Recorded data:

^^^^^^^^^^^^^^^^

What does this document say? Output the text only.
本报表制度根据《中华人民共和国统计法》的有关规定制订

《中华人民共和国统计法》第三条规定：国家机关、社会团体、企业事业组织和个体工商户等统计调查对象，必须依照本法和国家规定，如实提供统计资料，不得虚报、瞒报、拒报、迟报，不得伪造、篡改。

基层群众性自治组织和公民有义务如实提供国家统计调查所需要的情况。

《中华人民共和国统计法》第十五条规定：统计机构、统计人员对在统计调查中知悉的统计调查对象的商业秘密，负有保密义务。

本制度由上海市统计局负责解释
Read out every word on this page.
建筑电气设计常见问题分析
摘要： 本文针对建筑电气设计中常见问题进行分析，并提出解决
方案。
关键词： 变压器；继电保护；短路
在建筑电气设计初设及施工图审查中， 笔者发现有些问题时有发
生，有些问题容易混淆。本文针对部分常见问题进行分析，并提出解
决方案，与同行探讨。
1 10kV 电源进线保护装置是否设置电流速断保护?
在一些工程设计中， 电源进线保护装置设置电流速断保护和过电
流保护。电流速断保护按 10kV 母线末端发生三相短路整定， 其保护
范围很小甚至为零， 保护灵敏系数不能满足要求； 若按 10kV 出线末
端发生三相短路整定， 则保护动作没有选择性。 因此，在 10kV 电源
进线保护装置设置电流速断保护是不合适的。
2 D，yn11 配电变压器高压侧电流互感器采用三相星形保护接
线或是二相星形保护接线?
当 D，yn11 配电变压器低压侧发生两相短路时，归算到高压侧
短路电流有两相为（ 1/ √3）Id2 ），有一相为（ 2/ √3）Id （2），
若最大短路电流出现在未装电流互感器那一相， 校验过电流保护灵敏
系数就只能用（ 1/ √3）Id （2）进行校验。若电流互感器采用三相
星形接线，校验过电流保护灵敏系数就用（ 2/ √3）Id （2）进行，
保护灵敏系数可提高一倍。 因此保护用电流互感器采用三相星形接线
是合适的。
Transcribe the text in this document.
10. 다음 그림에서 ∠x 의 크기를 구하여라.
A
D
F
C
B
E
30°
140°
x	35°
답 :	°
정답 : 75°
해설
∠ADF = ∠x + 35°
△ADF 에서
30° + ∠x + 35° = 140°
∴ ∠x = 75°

^^^^^^^^^^^^^^^^

→ THE PROBLEM: Restate each record exactly as written.

→ RESPONSE TO THIS EXERCISE:
What does this document say? Output the text only.
本报表制度根据《中华人民共和国统计法》的有关规定制订

《中华人民共和国统计法》第三条规定：国家机关、社会团体、企业事业组织和个体工商户等统计调查对象，必须依照本法和国家规定，如实提供统计资料，不得虚报、瞒报、拒报、迟报，不得伪造、篡改。

基层群众性自治组织和公民有义务如实提供国家统计调查所需要的情况。

《中华人民共和国统计法》第十五条规定：统计机构、统计人员对在统计调查中知悉的统计调查对象的商业秘密，负有保密义务。

本制度由上海市统计局负责解释
Read out every word on this page.
建筑电气设计常见问题分析
摘要： 本文针对建筑电气设计中常见问题进行分析，并提出解决
方案。
关键词： 变压器；继电保护；短路
在建筑电气设计初设及施工图审查中， 笔者发现有些问题时有发
生，有些问题容易混淆。本文针对部分常见问题进行分析，并提出解
决方案，与同行探讨。
1 10kV 电源进线保护装置是否设置电流速断保护?
在一些工程设计中， 电源进线保护装置设置电流速断保护和过电
流保护。电流速断保护按 10kV 母线末端发生三相短路整定， 其保护
范围很小甚至为零， 保护灵敏系数不能满足要求； 若按 10kV 出线末
端发生三相短路整定， 则保护动作没有选择性。 因此，在 10kV 电源
进线保护装置设置电流速断保护是不合适的。
2 D，yn11 配电变压器高压侧电流互感器采用三相星形保护接
线或是二相星形保护接线?
当 D，yn11 配电变压器低压侧发生两相短路时，归算到高压侧
短路电流有两相为（ 1/ √3）Id2 ），有一相为（ 2/ √3）Id （2），
若最大短路电流出现在未装电流互感器那一相， 校验过电流保护灵敏
系数就只能用（ 1/ √3）Id （2）进行校验。若电流互感器采用三相
星形接线，校验过电流保护灵敏系数就用（ 2/ √3）Id （2）进行，
保护灵敏系数可提高一倍。 因此保护用电流互感器采用三相星形接线
是合适的。
Transcribe the text in this document.
10. 다음 그림에서 ∠x 의 크기를 구하여라.
A
D
F
C
B
E
30°
140°
x	35°
답 :	°
정답 : 75°
해설
∠ADF = ∠x + 35°
△ADF 에서
30° + ∠x + 35° = 140°
∴ ∠x = 75°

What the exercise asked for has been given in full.